EXERCISE DIRECTIONS ▸ Work out the number of lines containing "email". Answer with nothing but that number.

SUPPLIED INFORMATION ▸
━━━━━━

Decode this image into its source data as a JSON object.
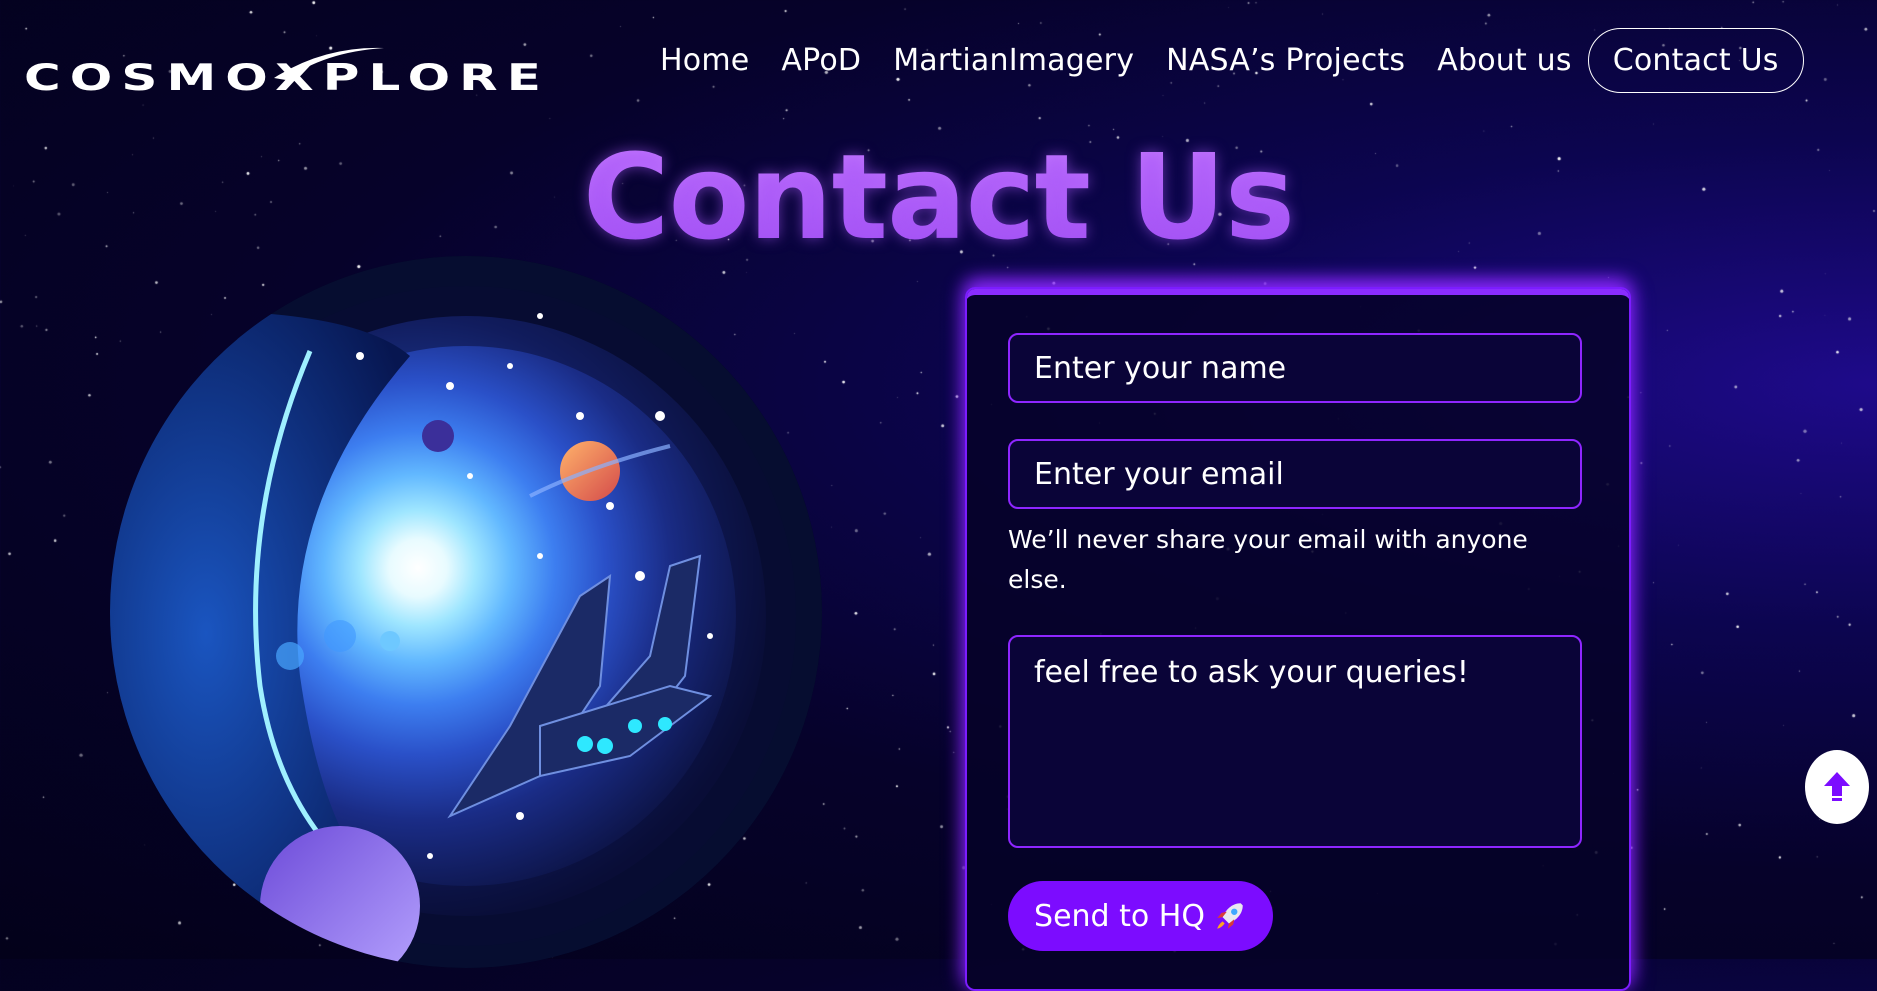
{
  "brand": {
    "logo_text": "COSMOXPLORE"
  },
  "nav": {
    "items": [
      "Home",
      "APoD",
      "MartianImagery",
      "NASA’s Projects",
      "About us"
    ],
    "contact_button": "Contact Us"
  },
  "page": {
    "title": "Contact Us"
  },
  "form": {
    "name_placeholder": "Enter your name",
    "email_placeholder": "Enter your email",
    "email_help": "We’ll never share your email with anyone else.",
    "message_placeholder": "feel free to ask your queries!",
    "submit_label": "Send to HQ"
  },
  "icons": {
    "rocket": "rocket-icon",
    "scroll_top": "arrow-up-icon"
  },
  "colors": {
    "accent": "#7c0cff",
    "title": "#b561ff",
    "background": "#06022a"
  }
}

━━━━━━

TASK RESPONSE ▸ 2